Of course, the bigger constitutional crisis stemming from Mass. v. EPA is that we could end up with an energy suppression regime far more costly than Kyoto or Waxman-Markey, yet without the people’s elected representatives ever voting on it.

For the gory details, see my blog post on MasterResource.Org and my comment (pp. 28-56) on EPA’s proposed endangerment finding.

The Securities and Exchange Commission (SEC) may require corporations to assess and disclose the impacts of global warming and climate change policy on their bottom lines, today’s Climate Wire (subscription required) reports. The story indicates that Commissioner Elisse Walter is the key proponent inside the SEC. The big outside push–no surprise–comes from Ceres, the eco-sustainability investment network. Wisconsin insurance regulator Sean Dilweg and Maryland Treasurer Nancy Kopp are also cited as leading advocates of SEC-mandated “climate risk disclosure.”

DATA PROVIDED:

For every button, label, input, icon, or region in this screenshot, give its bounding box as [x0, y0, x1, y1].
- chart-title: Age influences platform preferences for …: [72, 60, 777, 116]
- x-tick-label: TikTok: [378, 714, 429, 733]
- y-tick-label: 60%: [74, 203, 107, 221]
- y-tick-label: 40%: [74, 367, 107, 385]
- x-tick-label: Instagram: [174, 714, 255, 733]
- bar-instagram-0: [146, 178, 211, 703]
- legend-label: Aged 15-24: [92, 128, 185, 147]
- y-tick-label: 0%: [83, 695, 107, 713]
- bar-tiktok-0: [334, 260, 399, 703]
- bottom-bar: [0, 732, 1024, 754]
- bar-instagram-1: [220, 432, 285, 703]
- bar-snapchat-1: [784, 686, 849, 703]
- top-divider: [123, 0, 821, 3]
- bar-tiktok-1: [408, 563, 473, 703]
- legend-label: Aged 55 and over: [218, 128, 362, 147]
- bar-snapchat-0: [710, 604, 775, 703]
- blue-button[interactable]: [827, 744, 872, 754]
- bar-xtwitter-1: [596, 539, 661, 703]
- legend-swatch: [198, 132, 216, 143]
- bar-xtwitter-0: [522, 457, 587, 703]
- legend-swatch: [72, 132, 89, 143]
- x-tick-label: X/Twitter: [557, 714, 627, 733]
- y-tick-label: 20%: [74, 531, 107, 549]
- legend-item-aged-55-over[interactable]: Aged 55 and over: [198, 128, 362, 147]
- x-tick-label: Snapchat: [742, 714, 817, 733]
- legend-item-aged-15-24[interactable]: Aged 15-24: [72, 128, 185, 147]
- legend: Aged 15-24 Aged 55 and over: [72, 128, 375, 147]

REQUIREMENT:
Copy word for word the part of the passage on climate policy from "Of course, the" up to and including "proposed endangerment finding.". Rely only on the passage on climate policy.

THE COMPLETED TASK:
Of course, the bigger constitutional crisis stemming from Mass. v. EPA is that we could end up with an energy suppression regime far more costly than Kyoto or Waxman-Markey, yet without the people’s elected representatives ever voting on it.

For the gory details, see my blog post on MasterResource.Org and my comment (pp. 28-56) on EPA’s proposed endangerment finding.